• **Goal**: Search the material for the word "TEMP" and report each line where it turns up.

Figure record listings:
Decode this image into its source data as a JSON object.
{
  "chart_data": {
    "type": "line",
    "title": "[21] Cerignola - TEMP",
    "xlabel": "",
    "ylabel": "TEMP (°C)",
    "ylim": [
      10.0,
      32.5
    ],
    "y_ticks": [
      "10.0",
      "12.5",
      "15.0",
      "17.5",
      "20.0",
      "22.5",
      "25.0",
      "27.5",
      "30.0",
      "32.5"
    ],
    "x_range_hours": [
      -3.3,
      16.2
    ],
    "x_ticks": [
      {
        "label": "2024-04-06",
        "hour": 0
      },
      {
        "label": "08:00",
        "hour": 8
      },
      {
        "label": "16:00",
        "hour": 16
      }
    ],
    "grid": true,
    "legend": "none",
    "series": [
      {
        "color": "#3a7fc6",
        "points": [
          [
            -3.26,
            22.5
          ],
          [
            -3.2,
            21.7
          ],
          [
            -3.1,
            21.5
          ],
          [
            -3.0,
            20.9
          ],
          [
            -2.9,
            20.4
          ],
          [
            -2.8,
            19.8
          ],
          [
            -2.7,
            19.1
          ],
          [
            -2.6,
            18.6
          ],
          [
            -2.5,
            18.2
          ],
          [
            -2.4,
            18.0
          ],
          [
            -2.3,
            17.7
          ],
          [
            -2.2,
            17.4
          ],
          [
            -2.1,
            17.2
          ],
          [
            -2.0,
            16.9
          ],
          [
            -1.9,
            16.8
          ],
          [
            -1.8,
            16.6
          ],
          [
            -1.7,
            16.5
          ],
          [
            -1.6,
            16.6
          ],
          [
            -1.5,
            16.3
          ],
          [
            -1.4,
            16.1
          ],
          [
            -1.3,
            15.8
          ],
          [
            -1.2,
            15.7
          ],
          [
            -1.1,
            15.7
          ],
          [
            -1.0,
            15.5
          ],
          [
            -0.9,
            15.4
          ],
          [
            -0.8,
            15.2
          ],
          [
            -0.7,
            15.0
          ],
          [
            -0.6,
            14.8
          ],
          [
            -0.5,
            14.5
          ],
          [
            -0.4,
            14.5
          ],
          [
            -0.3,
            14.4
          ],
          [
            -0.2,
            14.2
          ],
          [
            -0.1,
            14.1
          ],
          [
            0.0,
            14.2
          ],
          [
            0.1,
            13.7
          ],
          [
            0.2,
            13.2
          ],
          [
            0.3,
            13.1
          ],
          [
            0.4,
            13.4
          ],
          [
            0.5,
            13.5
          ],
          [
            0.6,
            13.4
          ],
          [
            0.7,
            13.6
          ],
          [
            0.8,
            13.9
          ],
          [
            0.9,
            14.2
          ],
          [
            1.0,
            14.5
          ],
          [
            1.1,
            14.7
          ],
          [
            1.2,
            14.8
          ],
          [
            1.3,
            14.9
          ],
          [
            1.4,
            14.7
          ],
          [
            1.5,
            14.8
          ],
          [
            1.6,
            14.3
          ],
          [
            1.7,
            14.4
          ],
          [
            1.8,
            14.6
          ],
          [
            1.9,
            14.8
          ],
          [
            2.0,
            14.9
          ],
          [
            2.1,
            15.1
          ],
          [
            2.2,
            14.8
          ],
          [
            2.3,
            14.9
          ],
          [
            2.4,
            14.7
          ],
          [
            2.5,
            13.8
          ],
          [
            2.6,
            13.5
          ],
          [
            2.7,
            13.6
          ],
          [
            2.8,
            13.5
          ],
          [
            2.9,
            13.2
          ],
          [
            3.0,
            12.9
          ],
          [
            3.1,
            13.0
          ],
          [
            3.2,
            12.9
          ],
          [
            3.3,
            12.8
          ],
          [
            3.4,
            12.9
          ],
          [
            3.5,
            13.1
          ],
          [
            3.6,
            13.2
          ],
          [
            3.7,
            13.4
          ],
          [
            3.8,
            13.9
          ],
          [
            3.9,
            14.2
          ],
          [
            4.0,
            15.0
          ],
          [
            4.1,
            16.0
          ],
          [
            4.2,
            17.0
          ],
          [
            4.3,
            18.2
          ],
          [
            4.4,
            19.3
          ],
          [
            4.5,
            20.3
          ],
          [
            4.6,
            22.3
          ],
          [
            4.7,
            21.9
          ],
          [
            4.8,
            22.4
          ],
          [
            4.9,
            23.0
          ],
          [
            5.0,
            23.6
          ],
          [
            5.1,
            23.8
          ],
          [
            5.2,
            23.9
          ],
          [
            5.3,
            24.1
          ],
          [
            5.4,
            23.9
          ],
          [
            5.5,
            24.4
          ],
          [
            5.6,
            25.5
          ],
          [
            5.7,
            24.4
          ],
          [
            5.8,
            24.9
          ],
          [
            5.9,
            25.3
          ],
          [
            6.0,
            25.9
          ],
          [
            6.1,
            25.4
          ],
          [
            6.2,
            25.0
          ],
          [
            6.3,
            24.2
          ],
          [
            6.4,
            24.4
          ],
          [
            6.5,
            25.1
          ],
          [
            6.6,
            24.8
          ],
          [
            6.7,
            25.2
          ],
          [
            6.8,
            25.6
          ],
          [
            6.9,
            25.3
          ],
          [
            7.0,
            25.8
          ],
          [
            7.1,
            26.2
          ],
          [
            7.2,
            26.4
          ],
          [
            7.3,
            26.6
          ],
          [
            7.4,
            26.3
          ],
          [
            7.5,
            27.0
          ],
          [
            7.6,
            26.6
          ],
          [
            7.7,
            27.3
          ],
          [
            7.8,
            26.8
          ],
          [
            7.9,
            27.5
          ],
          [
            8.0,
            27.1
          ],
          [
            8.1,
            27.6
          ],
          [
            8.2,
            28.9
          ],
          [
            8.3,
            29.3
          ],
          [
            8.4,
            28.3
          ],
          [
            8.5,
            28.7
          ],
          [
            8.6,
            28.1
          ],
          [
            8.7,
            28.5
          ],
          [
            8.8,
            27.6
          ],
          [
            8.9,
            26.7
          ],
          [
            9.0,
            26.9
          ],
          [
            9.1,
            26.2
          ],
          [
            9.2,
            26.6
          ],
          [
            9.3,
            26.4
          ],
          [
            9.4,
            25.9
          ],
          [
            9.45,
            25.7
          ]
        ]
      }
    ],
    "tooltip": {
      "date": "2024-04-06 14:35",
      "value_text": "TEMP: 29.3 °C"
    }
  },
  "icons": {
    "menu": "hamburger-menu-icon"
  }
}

• **Task solution**:
    "title": "[21] Cerignola - TEMP",
    "ylabel": "TEMP (°C)",
      "value_text": "TEMP: 29.3 °C"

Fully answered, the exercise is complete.